▸ Objective
Please copy the lines below word for word, leaving out the pictures.

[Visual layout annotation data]
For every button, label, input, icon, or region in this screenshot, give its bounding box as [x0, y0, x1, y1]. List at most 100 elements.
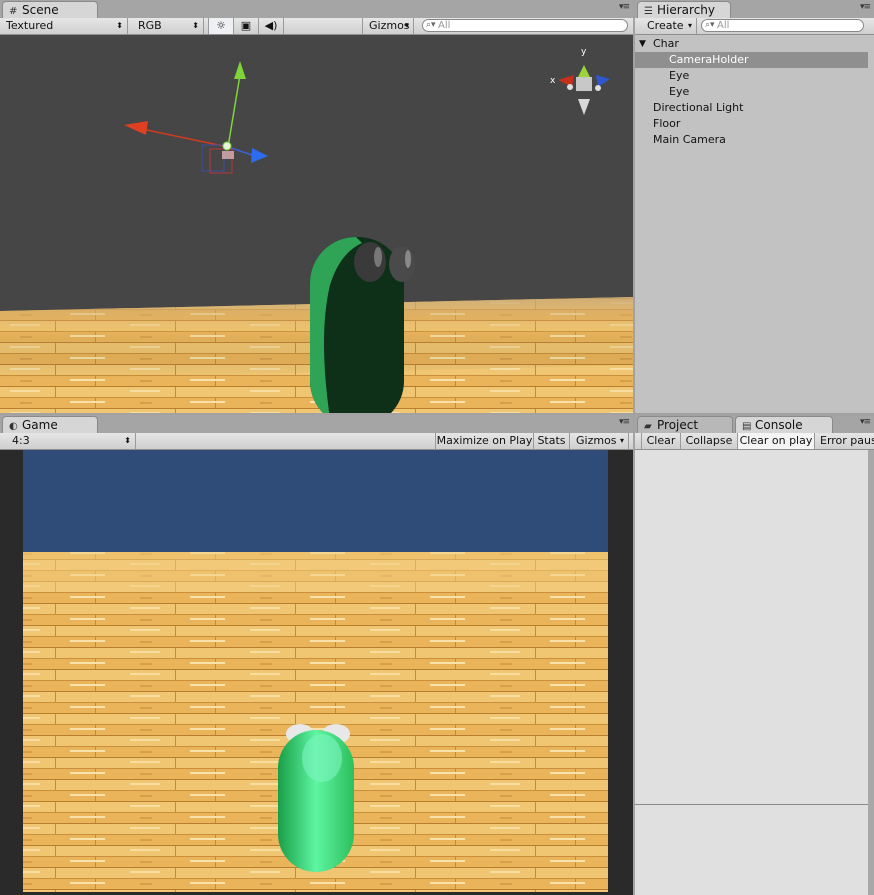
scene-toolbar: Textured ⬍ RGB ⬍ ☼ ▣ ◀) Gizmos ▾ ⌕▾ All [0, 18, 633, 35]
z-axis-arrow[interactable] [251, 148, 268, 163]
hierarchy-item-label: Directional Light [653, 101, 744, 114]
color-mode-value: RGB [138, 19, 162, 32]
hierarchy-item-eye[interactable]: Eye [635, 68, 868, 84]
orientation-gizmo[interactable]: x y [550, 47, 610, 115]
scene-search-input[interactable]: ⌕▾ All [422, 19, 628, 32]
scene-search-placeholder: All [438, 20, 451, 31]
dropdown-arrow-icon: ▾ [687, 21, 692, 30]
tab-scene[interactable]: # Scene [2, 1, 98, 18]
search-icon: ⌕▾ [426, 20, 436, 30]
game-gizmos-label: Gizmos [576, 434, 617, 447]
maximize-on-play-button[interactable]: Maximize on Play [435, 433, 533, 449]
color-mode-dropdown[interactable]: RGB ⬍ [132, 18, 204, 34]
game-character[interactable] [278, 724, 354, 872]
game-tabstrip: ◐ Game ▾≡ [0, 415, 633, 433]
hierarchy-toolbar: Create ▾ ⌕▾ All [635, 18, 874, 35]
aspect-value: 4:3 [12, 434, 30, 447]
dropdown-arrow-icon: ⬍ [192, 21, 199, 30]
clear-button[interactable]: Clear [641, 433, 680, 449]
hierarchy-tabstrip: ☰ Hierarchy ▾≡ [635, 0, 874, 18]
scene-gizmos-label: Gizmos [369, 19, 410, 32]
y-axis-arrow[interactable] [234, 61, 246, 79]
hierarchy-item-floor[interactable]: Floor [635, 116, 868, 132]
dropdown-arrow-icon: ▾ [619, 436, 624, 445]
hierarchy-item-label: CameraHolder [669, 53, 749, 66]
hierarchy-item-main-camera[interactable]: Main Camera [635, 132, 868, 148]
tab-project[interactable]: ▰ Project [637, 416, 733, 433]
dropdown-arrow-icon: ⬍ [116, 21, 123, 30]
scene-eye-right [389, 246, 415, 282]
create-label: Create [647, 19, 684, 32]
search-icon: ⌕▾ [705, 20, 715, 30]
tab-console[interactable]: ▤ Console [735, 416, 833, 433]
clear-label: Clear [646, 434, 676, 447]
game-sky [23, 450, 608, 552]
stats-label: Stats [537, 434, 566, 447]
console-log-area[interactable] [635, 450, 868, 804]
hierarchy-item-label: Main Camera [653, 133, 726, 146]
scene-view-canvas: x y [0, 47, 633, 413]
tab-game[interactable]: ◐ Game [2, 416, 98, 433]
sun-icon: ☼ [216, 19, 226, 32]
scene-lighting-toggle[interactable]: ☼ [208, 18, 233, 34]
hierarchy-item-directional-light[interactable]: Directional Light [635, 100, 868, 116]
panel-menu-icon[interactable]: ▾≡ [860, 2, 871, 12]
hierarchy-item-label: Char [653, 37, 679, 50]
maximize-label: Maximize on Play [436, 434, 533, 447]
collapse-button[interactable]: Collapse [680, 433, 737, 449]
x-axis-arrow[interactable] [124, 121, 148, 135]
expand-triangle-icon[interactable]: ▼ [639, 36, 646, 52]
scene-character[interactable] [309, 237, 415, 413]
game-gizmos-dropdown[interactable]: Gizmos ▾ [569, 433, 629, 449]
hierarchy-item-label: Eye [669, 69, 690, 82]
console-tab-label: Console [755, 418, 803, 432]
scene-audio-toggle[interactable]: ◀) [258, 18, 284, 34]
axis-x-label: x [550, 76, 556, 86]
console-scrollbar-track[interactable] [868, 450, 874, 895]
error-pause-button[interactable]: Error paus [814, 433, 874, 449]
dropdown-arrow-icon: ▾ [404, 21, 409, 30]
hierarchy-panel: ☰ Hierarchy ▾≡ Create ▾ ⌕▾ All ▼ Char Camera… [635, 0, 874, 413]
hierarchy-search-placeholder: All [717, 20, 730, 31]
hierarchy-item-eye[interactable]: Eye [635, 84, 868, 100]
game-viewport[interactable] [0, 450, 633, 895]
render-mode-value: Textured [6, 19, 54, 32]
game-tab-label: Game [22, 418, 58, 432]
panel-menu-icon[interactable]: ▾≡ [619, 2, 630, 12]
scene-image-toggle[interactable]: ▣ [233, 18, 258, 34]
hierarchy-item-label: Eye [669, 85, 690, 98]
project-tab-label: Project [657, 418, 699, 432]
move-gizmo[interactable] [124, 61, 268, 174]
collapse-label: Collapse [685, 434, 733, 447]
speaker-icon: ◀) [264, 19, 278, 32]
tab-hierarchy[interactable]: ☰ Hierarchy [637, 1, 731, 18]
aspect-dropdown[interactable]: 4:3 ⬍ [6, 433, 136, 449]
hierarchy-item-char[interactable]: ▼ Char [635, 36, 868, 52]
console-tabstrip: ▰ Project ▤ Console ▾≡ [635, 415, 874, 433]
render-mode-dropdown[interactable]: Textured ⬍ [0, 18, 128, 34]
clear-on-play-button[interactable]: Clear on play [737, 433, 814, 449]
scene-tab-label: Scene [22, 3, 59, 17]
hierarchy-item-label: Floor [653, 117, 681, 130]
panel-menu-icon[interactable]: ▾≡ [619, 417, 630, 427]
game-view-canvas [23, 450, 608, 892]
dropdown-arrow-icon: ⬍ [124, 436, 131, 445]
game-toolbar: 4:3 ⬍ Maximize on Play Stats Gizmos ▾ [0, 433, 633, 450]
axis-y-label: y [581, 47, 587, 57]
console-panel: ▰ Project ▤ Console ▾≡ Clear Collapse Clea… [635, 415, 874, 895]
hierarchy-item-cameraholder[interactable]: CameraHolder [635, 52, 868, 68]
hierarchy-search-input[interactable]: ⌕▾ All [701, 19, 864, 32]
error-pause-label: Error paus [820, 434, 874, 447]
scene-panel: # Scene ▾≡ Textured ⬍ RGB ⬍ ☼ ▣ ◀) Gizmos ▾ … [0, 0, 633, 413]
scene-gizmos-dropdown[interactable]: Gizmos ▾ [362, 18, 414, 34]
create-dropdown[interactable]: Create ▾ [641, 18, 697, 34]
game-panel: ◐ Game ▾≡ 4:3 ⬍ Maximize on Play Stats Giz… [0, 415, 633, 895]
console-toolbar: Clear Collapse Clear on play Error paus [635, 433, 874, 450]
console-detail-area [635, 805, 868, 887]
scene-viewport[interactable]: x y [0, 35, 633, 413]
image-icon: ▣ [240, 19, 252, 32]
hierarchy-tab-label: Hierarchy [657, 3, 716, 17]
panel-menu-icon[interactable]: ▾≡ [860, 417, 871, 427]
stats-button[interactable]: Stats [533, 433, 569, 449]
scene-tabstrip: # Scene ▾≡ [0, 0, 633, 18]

▸ Exercise answer
For every button, label, input, icon, or region in this screenshot, give its bounding box as [x0, y0, x1, y1]. List at most 100 elements.
scene-toolbar: Textured ⬍ RGB ⬍ ☼ ▣ ◀) Gizmos ▾ ⌕▾ All [0, 18, 633, 35]
z-axis-arrow[interactable] [251, 148, 268, 163]
hierarchy-item-label: Directional Light [653, 101, 744, 114]
color-mode-value: RGB [138, 19, 162, 32]
hierarchy-item-eye[interactable]: Eye [635, 68, 868, 84]
orientation-gizmo[interactable]: x y [550, 47, 610, 115]
scene-search-input[interactable]: ⌕▾ All [422, 19, 628, 32]
scene-search-placeholder: All [438, 20, 451, 31]
dropdown-arrow-icon: ▾ [687, 21, 692, 30]
tab-scene[interactable]: # Scene [2, 1, 98, 18]
search-icon: ⌕▾ [426, 20, 436, 30]
game-gizmos-label: Gizmos [576, 434, 617, 447]
maximize-on-play-button[interactable]: Maximize on Play [435, 433, 533, 449]
color-mode-dropdown[interactable]: RGB ⬍ [132, 18, 204, 34]
game-character[interactable] [278, 724, 354, 872]
game-tabstrip: ◐ Game ▾≡ [0, 415, 633, 433]
hierarchy-toolbar: Create ▾ ⌕▾ All [635, 18, 874, 35]
aspect-value: 4:3 [12, 434, 30, 447]
dropdown-arrow-icon: ⬍ [192, 21, 199, 30]
clear-button[interactable]: Clear [641, 433, 680, 449]
hierarchy-tabstrip: ☰ Hierarchy ▾≡ [635, 0, 874, 18]
scene-gizmos-label: Gizmos [369, 19, 410, 32]
y-axis-arrow[interactable] [234, 61, 246, 79]
hierarchy-item-floor[interactable]: Floor [635, 116, 868, 132]
dropdown-arrow-icon: ▾ [619, 436, 624, 445]
hierarchy-item-label: CameraHolder [669, 53, 749, 66]
hierarchy-item-main-camera[interactable]: Main Camera [635, 132, 868, 148]
tab-project[interactable]: ▰ Project [637, 416, 733, 433]
dropdown-arrow-icon: ⬍ [116, 21, 123, 30]
scene-eye-right [389, 246, 415, 282]
create-label: Create [647, 19, 684, 32]
search-icon: ⌕▾ [705, 20, 715, 30]
tab-console[interactable]: ▤ Console [735, 416, 833, 433]
clear-label: Clear [646, 434, 676, 447]
game-sky [23, 450, 608, 552]
stats-label: Stats [537, 434, 566, 447]
console-log-area[interactable] [635, 450, 868, 804]
hierarchy-item-label: Main Camera [653, 133, 726, 146]
scene-view-canvas: x y [0, 47, 633, 413]
tab-game[interactable]: ◐ Game [2, 416, 98, 433]
sun-icon: ☼ [216, 19, 226, 32]
scene-lighting-toggle[interactable]: ☼ [208, 18, 233, 34]
hierarchy-item-directional-light[interactable]: Directional Light [635, 100, 868, 116]
panel-menu-icon[interactable]: ▾≡ [860, 2, 871, 12]
hierarchy-item-label: Char [653, 37, 679, 50]
maximize-label: Maximize on Play [436, 434, 533, 447]
collapse-button[interactable]: Collapse [680, 433, 737, 449]
x-axis-arrow[interactable] [124, 121, 148, 135]
expand-triangle-icon[interactable]: ▼ [639, 36, 646, 52]
scene-character[interactable] [309, 237, 415, 413]
game-gizmos-dropdown[interactable]: Gizmos ▾ [569, 433, 629, 449]
hierarchy-item-label: Eye [669, 69, 690, 82]
console-tab-label: Console [755, 418, 803, 432]
scene-audio-toggle[interactable]: ◀) [258, 18, 284, 34]
axis-x-label: x [550, 76, 556, 86]
console-scrollbar-track[interactable] [868, 450, 874, 895]
error-pause-button[interactable]: Error paus [814, 433, 874, 449]
dropdown-arrow-icon: ▾ [404, 21, 409, 30]
hierarchy-panel: ☰ Hierarchy ▾≡ Create ▾ ⌕▾ All ▼ Char Camera… [635, 0, 874, 413]
hierarchy-search-placeholder: All [717, 20, 730, 31]
hierarchy-item-eye[interactable]: Eye [635, 84, 868, 100]
game-viewport[interactable] [0, 450, 633, 895]
render-mode-value: Textured [6, 19, 54, 32]
game-tab-label: Game [22, 418, 58, 432]
panel-menu-icon[interactable]: ▾≡ [619, 2, 630, 12]
scene-image-toggle[interactable]: ▣ [233, 18, 258, 34]
hierarchy-item-label: Eye [669, 85, 690, 98]
project-tab-label: Project [657, 418, 699, 432]
move-gizmo[interactable] [124, 61, 268, 174]
collapse-label: Collapse [685, 434, 733, 447]
speaker-icon: ◀) [264, 19, 278, 32]
tab-hierarchy[interactable]: ☰ Hierarchy [637, 1, 731, 18]
aspect-dropdown[interactable]: 4:3 ⬍ [6, 433, 136, 449]
hierarchy-item-char[interactable]: ▼ Char [635, 36, 868, 52]
console-tabstrip: ▰ Project ▤ Console ▾≡ [635, 415, 874, 433]
render-mode-dropdown[interactable]: Textured ⬍ [0, 18, 128, 34]
clear-on-play-button[interactable]: Clear on play [737, 433, 814, 449]
scene-tab-label: Scene [22, 3, 59, 17]
hierarchy-item-label: Floor [653, 117, 681, 130]
panel-menu-icon[interactable]: ▾≡ [619, 417, 630, 427]
game-view-canvas [23, 450, 608, 892]
dropdown-arrow-icon: ⬍ [124, 436, 131, 445]
game-toolbar: 4:3 ⬍ Maximize on Play Stats Gizmos ▾ [0, 433, 633, 450]
axis-y-label: y [581, 47, 587, 57]
console-panel: ▰ Project ▤ Console ▾≡ Clear Collapse Clea… [635, 415, 874, 895]
hierarchy-item-cameraholder[interactable]: CameraHolder [635, 52, 868, 68]
hierarchy-search-input[interactable]: ⌕▾ All [701, 19, 864, 32]
error-pause-label: Error paus [820, 434, 874, 447]
scene-panel: # Scene ▾≡ Textured ⬍ RGB ⬍ ☼ ▣ ◀) Gizmos ▾ … [0, 0, 633, 413]
scene-gizmos-dropdown[interactable]: Gizmos ▾ [362, 18, 414, 34]
create-dropdown[interactable]: Create ▾ [641, 18, 697, 34]
game-panel: ◐ Game ▾≡ 4:3 ⬍ Maximize on Play Stats Giz… [0, 415, 633, 895]
console-toolbar: Clear Collapse Clear on play Error paus [635, 433, 874, 450]
console-detail-area [635, 805, 868, 887]
scene-viewport[interactable]: x y [0, 35, 633, 413]
image-icon: ▣ [240, 19, 252, 32]
hierarchy-tab-label: Hierarchy [657, 3, 716, 17]
panel-menu-icon[interactable]: ▾≡ [860, 417, 871, 427]
stats-button[interactable]: Stats [533, 433, 569, 449]
scene-tabstrip: # Scene ▾≡ [0, 0, 633, 18]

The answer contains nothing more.